▸ WORK TO BE COMPLETED:
Copy each line that holds "much".

▸ STORED DATA:
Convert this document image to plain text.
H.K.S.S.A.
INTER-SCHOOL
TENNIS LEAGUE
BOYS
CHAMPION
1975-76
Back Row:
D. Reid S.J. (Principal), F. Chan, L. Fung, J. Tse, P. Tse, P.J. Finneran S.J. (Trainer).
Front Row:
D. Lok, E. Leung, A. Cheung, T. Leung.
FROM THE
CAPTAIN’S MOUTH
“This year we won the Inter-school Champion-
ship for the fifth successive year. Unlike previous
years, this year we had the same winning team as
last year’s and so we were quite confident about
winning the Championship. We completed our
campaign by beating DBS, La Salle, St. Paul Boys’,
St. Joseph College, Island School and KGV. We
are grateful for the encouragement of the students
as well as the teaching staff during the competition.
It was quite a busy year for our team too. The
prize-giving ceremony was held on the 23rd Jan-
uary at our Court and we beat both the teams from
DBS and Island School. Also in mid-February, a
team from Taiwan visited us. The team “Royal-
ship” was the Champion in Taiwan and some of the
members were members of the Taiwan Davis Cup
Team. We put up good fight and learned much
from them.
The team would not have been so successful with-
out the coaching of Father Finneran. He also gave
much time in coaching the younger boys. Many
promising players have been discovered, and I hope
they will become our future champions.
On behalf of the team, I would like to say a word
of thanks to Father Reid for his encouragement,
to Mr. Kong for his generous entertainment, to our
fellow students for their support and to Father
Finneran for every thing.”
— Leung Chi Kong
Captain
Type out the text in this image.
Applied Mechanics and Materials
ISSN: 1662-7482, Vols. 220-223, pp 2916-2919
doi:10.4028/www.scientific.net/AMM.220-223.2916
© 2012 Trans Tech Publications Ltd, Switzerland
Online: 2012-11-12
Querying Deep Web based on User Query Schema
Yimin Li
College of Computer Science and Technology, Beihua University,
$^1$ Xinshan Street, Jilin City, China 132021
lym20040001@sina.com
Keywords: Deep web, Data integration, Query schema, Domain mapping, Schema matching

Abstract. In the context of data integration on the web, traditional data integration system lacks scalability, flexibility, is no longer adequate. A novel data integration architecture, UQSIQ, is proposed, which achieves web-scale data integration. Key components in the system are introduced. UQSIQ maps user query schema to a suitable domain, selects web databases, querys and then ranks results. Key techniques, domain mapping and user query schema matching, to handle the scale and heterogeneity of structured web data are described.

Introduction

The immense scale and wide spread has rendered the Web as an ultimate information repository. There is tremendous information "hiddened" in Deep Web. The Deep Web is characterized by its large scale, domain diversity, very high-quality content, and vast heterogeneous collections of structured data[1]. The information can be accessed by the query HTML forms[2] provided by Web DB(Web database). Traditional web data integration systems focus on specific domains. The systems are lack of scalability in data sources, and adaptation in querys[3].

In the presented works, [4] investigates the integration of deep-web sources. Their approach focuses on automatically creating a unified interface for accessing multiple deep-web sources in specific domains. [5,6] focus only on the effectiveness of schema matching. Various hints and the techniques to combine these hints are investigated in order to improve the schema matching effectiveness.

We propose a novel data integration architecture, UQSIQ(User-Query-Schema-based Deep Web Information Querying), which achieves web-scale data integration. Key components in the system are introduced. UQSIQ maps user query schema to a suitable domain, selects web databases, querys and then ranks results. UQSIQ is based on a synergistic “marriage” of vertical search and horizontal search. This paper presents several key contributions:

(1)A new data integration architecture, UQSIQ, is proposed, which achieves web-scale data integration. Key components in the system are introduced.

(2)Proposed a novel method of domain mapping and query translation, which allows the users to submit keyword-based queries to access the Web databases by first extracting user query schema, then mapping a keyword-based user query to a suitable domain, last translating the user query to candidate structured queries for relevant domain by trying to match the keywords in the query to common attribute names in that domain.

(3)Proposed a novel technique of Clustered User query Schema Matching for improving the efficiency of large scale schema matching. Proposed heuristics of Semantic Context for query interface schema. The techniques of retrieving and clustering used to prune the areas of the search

▸ REPLY TO THE TASK:
Team. We put up good fight and learned much
much time in coaching the younger boys. Many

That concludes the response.